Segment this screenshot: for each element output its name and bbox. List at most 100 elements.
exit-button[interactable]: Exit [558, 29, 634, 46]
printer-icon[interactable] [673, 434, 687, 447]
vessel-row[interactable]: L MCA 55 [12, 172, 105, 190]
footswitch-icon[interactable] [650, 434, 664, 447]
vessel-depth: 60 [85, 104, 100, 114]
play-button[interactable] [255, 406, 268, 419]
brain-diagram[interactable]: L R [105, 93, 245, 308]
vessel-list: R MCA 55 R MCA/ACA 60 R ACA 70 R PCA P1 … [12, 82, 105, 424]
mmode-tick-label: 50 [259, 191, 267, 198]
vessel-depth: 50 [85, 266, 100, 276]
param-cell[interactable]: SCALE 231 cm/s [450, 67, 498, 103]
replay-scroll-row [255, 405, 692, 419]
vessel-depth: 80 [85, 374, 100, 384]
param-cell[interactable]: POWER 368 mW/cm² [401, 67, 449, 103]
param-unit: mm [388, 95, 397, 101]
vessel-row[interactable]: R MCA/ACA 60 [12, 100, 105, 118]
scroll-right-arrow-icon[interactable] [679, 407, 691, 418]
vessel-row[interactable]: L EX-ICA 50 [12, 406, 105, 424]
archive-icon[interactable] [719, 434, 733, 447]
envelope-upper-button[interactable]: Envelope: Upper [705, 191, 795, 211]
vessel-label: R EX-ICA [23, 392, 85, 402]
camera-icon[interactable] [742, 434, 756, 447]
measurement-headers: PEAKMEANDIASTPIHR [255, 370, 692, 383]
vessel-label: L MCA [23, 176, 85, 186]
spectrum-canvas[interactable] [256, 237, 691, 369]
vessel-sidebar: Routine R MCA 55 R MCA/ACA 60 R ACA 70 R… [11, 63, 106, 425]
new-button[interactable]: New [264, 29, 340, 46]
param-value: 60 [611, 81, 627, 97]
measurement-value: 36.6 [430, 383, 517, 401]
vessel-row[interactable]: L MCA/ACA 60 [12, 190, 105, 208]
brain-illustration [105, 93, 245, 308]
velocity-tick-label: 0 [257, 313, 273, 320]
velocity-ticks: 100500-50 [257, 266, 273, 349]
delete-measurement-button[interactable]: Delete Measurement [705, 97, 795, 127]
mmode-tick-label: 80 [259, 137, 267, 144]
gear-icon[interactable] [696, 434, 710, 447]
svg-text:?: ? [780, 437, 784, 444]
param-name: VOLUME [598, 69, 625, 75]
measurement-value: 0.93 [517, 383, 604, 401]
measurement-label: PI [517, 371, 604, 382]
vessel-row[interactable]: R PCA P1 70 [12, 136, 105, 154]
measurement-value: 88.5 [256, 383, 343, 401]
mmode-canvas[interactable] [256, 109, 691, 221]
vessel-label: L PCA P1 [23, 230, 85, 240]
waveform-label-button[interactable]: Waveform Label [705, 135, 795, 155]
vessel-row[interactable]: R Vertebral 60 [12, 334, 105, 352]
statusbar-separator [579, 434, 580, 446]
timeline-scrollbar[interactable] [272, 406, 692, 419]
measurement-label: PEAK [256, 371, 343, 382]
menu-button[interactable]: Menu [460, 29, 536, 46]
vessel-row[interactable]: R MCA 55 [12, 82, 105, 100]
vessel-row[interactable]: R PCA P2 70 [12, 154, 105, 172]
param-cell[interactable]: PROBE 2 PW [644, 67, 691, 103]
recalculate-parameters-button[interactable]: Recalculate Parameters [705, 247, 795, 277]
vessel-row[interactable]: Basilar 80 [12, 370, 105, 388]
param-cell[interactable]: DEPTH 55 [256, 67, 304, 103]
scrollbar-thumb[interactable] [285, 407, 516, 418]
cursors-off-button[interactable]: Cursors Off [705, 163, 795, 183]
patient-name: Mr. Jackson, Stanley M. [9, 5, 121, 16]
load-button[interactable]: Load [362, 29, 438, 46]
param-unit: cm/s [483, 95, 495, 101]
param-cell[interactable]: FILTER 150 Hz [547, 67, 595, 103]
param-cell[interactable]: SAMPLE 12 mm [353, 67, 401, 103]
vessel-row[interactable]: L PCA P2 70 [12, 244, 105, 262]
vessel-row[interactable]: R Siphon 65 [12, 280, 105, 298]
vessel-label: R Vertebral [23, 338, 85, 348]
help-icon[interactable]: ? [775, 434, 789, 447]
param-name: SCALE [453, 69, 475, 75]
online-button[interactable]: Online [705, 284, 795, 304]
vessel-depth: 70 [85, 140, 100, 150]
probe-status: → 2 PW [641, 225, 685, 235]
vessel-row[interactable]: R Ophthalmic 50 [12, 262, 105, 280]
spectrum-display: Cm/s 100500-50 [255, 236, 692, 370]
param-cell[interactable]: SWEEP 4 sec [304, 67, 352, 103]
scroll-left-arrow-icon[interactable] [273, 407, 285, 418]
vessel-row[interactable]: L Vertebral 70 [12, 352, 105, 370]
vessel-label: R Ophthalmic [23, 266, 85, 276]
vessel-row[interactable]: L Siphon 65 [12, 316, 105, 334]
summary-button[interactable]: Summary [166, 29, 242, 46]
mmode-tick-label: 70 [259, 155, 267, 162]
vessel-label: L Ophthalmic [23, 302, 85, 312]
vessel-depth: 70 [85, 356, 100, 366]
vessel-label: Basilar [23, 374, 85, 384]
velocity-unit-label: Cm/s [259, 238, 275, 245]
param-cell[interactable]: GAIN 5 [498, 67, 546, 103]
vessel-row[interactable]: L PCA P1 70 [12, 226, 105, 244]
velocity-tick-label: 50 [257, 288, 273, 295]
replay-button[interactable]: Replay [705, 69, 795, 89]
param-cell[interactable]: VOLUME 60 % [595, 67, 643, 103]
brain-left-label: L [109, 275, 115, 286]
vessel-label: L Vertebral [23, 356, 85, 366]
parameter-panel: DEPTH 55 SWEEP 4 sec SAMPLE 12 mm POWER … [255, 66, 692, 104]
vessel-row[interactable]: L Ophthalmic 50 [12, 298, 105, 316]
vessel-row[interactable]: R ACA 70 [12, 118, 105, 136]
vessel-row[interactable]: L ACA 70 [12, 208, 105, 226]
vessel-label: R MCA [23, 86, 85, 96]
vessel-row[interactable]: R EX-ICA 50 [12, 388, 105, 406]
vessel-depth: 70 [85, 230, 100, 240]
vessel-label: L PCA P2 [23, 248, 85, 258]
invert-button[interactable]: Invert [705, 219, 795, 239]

Short problem
Turn the material above, from its start through the line containing "brain-diagram[interactable]: L R", into a JSON list of strings with one string per line, skipping any blank lines.

Finished exercise
[
  "Segment this screenshot: for each element output its name and bbox. List at most 100 elements.",
  "exit-button[interactable]: Exit [558, 29, 634, 46]",
  "printer-icon[interactable] [673, 434, 687, 447]",
  "vessel-row[interactable]: L MCA 55 [12, 172, 105, 190]",
  "footswitch-icon[interactable] [650, 434, 664, 447]",
  "vessel-depth: 60 [85, 104, 100, 114]",
  "play-button[interactable] [255, 406, 268, 419]",
  "brain-diagram[interactable]: L R [105, 93, 245, 308]"
]